Prompt -> Look through the material below for "mosaici". Copy every line that contains it.

Rows ->
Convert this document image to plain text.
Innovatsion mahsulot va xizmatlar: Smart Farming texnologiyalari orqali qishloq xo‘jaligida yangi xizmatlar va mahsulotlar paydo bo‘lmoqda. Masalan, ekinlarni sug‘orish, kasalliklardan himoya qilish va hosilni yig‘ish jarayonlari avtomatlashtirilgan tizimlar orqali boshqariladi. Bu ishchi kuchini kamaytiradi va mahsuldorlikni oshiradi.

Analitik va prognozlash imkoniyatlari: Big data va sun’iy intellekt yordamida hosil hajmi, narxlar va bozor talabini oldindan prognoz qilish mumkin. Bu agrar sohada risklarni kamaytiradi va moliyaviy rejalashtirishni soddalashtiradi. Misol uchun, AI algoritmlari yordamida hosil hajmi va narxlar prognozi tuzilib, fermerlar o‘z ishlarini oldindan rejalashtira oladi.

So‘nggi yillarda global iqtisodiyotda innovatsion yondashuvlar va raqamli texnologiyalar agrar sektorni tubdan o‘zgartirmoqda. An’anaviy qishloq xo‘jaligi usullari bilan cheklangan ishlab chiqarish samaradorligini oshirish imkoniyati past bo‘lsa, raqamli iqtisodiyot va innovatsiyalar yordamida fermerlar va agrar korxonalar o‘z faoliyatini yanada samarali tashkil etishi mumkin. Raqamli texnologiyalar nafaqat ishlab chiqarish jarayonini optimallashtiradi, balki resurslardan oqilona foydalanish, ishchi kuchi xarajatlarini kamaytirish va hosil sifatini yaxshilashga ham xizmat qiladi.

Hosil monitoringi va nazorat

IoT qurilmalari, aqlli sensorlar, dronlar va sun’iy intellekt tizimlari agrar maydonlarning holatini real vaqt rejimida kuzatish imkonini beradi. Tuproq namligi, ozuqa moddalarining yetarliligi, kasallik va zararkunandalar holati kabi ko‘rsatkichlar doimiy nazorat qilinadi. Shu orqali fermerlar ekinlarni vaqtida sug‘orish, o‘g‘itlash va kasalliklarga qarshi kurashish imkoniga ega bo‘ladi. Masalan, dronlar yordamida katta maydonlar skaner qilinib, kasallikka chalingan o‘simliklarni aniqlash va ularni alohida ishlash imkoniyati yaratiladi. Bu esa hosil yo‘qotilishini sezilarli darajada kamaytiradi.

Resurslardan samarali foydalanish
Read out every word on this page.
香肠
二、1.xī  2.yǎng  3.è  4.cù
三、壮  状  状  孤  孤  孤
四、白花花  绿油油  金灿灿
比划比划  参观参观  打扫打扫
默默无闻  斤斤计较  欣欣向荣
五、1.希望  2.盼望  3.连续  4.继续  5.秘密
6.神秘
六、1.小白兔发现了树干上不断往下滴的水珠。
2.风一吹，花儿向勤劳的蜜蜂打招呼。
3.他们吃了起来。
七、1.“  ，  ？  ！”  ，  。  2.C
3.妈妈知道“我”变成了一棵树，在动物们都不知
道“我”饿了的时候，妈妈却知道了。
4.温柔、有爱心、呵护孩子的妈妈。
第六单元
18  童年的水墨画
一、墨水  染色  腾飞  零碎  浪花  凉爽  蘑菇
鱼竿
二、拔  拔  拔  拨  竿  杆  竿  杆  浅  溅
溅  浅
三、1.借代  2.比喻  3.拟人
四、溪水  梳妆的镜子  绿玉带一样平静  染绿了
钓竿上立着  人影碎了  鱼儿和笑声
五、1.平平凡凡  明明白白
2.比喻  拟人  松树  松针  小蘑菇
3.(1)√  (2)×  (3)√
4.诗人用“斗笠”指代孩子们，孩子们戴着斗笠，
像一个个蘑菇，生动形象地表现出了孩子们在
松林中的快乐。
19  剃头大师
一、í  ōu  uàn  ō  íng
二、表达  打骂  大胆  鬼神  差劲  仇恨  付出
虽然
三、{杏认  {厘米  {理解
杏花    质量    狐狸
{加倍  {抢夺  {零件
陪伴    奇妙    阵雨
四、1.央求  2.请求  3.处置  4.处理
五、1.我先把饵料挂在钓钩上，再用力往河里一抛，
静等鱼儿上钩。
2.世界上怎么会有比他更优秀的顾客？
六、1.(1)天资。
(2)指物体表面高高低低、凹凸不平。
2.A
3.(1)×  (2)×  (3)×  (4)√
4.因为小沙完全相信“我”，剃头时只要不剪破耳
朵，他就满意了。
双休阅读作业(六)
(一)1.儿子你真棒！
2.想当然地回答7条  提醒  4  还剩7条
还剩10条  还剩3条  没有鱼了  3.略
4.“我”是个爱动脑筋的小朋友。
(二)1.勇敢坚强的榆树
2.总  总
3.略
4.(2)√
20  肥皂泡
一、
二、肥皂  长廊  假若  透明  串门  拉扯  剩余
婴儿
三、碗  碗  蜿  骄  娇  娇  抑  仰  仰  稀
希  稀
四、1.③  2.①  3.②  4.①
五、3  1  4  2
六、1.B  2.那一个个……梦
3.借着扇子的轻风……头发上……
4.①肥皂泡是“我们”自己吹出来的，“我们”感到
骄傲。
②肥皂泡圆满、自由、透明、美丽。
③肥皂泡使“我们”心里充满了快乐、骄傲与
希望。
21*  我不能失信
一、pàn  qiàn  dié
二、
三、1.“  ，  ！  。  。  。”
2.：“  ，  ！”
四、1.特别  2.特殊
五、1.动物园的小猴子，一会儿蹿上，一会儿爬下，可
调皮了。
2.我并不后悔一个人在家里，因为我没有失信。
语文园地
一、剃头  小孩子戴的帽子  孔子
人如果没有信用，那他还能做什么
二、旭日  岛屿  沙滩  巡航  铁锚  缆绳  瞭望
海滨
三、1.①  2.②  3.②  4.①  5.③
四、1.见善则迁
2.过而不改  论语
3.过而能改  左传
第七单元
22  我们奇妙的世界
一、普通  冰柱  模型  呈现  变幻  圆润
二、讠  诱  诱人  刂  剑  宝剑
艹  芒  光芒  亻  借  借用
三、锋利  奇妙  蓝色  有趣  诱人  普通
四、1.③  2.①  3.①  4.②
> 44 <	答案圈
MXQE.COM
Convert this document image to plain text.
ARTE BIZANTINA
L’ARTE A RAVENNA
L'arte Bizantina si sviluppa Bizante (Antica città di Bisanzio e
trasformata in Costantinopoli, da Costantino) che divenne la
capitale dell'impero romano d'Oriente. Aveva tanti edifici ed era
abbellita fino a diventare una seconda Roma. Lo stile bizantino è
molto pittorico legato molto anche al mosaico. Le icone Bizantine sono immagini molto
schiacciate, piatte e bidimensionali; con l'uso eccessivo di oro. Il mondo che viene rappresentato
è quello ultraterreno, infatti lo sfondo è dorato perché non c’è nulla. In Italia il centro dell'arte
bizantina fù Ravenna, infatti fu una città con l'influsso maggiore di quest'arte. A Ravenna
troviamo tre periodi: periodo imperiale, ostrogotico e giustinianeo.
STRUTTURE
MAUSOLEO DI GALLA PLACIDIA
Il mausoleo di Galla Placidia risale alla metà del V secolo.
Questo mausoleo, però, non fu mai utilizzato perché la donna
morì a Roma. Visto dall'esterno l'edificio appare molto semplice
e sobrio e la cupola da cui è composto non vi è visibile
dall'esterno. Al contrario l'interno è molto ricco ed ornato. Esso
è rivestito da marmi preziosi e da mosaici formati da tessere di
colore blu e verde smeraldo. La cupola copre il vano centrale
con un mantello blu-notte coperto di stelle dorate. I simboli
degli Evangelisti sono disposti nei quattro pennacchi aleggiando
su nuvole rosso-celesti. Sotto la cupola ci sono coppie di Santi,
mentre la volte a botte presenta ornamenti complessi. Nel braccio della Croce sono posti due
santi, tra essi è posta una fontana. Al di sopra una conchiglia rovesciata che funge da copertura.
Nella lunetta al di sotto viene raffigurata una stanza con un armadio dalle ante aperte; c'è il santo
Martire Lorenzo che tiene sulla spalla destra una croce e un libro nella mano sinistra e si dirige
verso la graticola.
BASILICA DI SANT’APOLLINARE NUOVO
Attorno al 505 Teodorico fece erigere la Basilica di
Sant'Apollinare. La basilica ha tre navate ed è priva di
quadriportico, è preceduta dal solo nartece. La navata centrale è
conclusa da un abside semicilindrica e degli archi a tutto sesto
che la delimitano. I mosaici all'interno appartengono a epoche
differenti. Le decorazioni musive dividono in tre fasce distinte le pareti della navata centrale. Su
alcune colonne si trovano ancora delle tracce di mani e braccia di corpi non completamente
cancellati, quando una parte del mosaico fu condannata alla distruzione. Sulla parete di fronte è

Answer for the task ->
è rivestito da marmi preziosi e da mosaici formati da tessere di
che la delimitano. I mosaici all'interno appartengono a epoche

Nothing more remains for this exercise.